Return a copy of every line in the records that includes the word "this".

# Raw records
----

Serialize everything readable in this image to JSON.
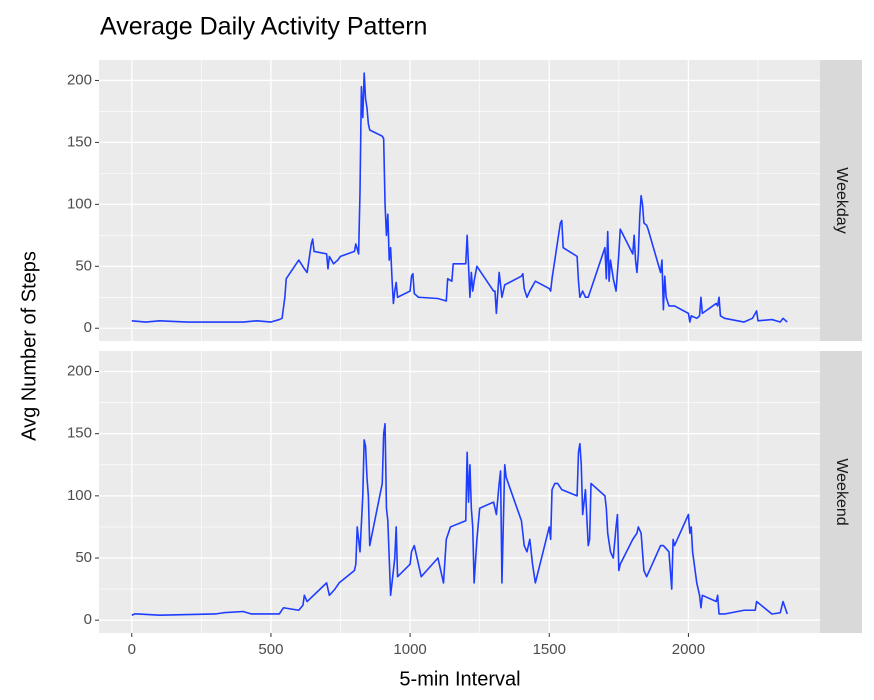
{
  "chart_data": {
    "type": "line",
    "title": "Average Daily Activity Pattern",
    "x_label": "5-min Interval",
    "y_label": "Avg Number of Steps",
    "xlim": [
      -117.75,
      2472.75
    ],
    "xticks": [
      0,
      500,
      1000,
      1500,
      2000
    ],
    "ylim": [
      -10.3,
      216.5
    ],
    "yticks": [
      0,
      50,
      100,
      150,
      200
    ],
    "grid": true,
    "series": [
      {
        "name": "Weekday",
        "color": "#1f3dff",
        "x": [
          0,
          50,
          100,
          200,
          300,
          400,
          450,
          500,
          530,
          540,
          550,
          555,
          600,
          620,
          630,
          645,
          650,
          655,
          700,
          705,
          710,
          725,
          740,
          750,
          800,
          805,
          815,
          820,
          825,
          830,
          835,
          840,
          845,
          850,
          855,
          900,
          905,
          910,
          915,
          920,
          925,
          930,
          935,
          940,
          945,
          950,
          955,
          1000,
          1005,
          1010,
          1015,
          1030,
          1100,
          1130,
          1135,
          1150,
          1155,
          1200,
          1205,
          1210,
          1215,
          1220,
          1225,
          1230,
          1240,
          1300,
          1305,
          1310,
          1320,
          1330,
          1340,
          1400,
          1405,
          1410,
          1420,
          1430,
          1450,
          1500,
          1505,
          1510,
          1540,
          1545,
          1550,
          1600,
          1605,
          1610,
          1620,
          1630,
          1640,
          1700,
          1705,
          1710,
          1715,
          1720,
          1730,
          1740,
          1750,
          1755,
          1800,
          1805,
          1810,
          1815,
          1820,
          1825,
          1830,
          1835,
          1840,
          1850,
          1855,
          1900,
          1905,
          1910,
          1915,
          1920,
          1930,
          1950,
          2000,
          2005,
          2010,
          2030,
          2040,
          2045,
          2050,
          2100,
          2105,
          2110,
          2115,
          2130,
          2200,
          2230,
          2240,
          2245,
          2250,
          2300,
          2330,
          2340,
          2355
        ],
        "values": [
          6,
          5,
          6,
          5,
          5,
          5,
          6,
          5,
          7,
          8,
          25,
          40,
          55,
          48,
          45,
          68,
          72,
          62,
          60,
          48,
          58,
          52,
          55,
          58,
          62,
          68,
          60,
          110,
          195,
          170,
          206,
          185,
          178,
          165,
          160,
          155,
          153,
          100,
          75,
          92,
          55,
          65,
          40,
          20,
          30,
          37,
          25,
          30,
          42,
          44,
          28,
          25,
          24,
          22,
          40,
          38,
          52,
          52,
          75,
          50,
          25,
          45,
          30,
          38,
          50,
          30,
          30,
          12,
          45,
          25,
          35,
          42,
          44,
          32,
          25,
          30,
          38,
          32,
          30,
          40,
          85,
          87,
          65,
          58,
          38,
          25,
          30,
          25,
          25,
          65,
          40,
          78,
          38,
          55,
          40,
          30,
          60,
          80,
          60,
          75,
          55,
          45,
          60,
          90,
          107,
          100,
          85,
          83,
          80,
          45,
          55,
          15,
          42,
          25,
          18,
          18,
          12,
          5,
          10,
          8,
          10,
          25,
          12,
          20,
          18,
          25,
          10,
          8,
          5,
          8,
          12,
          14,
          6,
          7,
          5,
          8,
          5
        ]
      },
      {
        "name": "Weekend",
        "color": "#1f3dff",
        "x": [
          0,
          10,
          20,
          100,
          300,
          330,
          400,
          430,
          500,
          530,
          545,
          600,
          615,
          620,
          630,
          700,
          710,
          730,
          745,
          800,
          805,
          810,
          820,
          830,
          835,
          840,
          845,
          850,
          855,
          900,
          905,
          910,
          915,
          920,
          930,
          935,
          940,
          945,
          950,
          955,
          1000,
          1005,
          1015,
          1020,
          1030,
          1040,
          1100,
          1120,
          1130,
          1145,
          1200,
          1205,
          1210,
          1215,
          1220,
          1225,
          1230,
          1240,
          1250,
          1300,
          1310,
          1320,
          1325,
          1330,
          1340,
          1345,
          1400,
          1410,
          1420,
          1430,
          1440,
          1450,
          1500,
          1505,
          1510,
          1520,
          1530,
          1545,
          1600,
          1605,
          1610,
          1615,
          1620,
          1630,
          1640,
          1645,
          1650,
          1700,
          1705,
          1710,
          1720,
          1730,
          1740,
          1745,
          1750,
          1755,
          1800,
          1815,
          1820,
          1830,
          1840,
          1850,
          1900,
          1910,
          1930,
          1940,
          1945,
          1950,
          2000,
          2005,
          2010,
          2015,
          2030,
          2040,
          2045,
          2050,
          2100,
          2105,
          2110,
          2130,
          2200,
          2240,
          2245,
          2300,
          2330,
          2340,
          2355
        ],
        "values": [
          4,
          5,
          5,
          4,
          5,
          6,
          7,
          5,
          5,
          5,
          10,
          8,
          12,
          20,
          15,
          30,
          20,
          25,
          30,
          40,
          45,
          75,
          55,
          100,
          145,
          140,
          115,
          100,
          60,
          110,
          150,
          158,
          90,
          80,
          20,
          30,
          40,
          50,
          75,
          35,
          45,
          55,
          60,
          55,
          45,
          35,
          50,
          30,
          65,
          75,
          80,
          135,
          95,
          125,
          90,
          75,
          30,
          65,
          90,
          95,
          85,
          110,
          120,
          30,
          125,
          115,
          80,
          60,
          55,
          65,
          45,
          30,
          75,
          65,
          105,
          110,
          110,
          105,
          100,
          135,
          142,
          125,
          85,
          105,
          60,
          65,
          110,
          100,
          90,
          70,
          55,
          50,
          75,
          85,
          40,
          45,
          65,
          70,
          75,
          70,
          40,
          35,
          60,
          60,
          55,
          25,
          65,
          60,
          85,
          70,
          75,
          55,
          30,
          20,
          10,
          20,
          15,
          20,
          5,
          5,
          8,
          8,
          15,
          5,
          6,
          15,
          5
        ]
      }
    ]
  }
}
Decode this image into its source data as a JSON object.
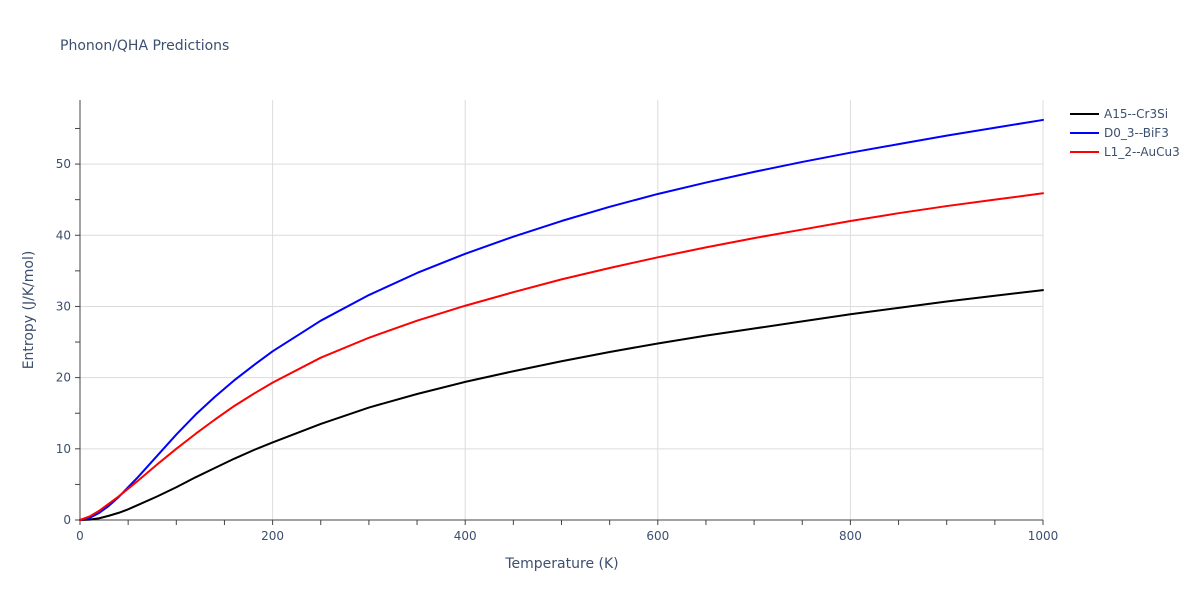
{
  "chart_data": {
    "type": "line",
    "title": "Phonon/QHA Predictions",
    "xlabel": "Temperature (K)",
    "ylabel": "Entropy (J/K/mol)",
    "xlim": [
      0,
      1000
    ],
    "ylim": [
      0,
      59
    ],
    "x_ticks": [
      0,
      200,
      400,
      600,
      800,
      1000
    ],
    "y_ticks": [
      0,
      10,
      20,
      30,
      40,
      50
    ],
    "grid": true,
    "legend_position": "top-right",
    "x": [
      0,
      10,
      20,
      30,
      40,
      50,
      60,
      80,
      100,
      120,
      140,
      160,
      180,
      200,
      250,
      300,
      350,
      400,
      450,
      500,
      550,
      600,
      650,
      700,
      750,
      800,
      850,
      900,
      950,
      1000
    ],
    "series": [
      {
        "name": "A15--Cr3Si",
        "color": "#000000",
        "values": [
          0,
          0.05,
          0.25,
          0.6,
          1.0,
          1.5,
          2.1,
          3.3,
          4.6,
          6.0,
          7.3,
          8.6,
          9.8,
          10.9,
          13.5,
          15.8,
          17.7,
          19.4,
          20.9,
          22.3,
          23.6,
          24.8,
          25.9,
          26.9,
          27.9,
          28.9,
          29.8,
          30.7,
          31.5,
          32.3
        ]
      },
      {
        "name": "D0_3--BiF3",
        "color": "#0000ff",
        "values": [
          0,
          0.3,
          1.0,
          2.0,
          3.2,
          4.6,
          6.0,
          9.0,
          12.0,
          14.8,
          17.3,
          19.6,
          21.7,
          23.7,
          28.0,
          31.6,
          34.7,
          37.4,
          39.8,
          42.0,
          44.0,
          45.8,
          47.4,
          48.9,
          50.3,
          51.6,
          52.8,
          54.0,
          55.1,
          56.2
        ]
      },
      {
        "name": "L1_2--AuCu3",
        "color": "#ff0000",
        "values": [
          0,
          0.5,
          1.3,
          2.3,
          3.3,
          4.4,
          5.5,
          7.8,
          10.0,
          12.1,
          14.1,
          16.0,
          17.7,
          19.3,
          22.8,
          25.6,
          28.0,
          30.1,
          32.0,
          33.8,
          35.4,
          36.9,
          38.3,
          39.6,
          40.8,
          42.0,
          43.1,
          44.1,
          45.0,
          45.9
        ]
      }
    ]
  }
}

----

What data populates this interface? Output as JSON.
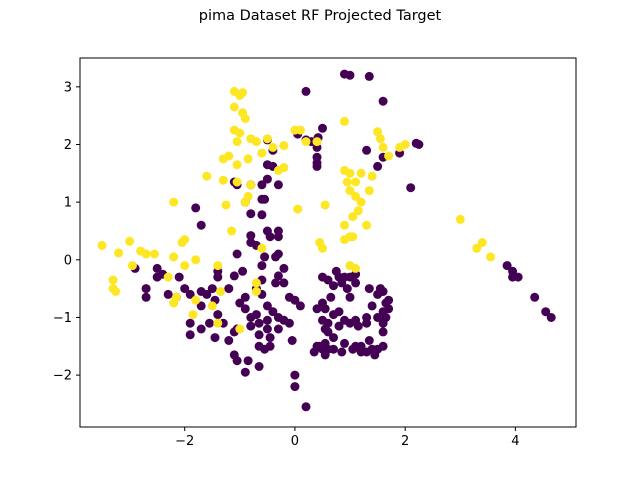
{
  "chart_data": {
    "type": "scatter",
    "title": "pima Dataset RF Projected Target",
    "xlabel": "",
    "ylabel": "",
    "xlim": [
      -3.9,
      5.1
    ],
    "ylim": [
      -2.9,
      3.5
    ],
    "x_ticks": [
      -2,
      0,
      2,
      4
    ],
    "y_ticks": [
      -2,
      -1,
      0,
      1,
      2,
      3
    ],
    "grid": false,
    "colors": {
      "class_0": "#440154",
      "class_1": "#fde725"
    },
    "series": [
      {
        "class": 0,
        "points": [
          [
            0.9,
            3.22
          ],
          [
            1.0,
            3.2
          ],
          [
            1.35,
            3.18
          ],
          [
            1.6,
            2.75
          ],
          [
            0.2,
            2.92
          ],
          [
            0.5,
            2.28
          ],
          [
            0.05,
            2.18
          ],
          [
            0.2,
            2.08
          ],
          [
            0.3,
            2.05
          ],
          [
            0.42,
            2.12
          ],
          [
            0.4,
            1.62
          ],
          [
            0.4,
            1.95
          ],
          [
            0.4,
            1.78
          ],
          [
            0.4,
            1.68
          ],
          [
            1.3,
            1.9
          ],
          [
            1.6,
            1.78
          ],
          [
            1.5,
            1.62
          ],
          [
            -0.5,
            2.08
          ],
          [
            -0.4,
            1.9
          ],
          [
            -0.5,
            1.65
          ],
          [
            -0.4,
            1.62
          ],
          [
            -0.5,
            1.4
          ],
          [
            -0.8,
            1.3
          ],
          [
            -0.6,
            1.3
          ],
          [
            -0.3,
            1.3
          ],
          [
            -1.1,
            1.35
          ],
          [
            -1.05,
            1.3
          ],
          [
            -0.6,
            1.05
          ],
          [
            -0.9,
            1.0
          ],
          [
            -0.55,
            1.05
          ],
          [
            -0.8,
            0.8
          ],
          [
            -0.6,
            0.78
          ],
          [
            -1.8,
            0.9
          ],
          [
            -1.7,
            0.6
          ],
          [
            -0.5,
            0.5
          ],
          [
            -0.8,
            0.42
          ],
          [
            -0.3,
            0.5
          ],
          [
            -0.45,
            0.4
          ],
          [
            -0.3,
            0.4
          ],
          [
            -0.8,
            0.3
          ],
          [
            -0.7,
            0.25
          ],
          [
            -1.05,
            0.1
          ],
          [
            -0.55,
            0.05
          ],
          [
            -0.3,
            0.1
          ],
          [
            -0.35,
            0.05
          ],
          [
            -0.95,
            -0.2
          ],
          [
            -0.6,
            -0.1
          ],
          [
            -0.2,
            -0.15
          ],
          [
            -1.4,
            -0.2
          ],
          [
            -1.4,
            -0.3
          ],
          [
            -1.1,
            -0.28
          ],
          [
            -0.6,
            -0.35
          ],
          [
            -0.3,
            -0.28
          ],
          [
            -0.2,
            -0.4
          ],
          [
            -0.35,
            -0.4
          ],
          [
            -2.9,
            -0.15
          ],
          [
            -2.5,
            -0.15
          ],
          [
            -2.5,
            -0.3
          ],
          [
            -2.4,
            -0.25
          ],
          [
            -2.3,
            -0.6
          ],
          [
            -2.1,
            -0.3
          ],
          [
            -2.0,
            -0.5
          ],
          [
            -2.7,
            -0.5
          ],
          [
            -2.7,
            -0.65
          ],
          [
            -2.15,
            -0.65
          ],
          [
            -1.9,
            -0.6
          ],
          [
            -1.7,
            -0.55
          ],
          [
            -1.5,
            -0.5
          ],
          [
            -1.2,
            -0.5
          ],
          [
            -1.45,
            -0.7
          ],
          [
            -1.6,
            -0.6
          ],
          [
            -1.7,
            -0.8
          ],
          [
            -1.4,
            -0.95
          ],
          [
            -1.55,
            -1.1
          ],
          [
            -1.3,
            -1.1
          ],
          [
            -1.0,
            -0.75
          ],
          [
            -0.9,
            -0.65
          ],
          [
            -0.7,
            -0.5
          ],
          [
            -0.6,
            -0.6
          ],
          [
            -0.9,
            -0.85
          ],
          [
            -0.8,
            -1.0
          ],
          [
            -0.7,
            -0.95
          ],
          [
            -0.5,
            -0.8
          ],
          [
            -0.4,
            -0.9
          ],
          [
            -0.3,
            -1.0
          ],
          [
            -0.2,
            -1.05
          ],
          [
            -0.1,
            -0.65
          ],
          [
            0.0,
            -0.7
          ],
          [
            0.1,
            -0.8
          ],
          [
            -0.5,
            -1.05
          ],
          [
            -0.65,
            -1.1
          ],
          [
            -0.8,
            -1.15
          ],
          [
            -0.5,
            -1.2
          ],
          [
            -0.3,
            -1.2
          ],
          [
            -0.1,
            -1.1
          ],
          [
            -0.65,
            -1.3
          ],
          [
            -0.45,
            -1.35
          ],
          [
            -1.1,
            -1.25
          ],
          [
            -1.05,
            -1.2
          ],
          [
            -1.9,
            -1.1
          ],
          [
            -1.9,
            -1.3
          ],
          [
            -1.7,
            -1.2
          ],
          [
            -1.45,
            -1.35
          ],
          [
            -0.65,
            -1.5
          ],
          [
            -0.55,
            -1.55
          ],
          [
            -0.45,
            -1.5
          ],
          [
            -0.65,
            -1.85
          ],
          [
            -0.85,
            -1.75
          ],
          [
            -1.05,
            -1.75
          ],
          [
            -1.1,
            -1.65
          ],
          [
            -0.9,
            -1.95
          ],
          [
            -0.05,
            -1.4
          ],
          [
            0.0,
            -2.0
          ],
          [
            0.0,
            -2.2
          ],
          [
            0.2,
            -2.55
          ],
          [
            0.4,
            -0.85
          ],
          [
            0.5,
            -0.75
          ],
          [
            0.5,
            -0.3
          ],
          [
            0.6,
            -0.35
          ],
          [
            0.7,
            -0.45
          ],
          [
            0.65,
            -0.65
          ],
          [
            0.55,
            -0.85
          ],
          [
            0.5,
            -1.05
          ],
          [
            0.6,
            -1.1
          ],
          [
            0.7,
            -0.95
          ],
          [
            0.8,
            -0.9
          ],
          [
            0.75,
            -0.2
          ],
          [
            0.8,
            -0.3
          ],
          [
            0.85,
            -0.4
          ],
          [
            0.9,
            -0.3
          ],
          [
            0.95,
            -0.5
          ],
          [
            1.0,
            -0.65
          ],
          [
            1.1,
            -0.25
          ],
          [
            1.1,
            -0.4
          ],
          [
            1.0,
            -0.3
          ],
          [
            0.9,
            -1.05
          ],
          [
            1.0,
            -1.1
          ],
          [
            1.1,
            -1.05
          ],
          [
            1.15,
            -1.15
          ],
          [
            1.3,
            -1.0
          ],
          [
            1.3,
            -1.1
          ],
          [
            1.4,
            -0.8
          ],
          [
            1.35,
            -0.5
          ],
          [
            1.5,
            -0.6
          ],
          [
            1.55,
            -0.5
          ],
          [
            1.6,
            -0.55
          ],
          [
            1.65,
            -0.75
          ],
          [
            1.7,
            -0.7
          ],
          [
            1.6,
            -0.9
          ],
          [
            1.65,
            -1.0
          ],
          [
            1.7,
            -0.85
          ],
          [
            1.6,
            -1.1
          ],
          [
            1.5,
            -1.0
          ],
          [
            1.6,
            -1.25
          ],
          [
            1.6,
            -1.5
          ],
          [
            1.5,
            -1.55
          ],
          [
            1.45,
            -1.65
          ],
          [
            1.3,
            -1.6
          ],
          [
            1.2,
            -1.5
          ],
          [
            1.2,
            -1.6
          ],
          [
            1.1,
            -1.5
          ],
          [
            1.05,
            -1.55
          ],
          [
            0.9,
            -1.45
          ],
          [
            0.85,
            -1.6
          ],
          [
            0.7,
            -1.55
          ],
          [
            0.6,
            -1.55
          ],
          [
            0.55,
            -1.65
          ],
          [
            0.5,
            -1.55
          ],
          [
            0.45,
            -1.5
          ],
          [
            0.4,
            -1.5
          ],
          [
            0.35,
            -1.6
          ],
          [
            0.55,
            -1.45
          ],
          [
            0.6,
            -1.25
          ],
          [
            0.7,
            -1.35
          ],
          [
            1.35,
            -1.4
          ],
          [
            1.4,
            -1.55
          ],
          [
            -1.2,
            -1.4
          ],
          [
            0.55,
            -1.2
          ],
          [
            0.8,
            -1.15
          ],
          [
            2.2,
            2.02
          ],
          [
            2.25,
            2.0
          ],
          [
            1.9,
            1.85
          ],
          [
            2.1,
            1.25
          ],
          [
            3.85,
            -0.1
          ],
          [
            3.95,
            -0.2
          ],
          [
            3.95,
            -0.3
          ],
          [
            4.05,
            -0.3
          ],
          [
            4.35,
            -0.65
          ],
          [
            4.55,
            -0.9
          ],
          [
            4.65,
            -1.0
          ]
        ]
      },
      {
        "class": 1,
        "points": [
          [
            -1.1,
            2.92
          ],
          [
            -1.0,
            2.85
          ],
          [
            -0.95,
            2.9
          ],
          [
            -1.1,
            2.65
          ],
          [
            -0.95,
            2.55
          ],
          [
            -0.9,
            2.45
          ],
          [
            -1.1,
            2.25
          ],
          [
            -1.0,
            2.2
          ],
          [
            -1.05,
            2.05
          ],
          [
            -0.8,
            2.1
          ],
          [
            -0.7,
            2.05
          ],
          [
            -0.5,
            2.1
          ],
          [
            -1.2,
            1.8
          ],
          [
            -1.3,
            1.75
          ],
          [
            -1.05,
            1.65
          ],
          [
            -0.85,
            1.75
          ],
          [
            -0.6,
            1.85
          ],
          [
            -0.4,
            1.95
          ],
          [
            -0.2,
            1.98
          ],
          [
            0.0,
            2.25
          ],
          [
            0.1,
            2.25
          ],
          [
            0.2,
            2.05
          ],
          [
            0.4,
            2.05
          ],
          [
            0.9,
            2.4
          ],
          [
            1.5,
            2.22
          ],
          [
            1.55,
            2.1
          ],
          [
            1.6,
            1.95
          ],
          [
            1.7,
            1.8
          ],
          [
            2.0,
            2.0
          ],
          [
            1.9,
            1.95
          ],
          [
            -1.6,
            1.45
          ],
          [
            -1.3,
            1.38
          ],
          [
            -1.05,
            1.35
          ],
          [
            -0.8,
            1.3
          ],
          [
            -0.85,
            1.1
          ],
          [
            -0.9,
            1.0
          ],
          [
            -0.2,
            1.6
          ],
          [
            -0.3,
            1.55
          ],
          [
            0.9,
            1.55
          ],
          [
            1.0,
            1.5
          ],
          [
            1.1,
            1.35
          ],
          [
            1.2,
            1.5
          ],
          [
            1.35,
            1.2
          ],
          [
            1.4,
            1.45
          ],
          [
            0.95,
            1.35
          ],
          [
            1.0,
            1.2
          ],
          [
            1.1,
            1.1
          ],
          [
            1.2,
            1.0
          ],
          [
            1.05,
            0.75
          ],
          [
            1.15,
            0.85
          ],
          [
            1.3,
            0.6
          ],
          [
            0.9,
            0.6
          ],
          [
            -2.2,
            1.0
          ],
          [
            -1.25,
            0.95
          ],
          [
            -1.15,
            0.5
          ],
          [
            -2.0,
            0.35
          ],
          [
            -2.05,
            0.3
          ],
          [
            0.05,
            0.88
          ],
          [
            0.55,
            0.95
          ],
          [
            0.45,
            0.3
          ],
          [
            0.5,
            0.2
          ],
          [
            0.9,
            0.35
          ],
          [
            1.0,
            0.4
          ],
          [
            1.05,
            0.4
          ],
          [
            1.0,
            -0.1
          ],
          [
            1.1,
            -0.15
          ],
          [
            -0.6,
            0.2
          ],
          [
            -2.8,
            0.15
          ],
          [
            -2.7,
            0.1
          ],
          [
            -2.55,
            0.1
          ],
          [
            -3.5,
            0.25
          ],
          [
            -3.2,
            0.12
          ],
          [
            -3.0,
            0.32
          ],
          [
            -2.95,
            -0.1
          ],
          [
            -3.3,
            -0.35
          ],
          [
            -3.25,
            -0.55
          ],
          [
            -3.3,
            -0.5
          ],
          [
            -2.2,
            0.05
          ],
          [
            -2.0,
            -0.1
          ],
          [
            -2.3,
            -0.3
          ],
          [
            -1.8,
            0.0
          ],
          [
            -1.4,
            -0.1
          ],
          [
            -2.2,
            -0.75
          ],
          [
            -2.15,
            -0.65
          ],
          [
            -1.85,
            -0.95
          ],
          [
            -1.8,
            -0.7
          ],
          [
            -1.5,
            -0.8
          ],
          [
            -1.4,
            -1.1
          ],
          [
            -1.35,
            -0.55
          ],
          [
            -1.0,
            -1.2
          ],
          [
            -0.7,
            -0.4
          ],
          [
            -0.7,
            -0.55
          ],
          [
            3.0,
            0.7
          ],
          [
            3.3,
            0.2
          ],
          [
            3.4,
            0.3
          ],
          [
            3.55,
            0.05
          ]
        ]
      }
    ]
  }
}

----

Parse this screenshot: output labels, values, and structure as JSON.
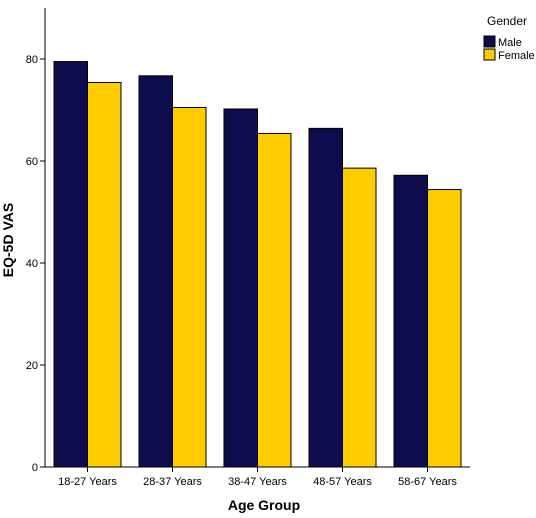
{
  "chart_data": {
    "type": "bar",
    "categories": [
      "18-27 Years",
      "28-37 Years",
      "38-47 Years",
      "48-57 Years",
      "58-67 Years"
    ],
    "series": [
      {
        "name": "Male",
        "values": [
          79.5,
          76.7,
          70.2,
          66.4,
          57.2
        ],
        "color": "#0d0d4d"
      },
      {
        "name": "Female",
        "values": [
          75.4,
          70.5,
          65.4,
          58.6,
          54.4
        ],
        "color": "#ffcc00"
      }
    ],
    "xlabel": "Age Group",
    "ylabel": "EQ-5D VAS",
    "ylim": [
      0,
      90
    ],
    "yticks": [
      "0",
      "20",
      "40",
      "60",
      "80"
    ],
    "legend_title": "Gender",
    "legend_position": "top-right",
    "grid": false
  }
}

----

# Worked solution
Serialize everything readable in this image to JSON.
Decode this image into its source data as a JSON object.
What data populates this interface? Output as JSON.
Parse this screenshot: output labels, values, and structure as JSON.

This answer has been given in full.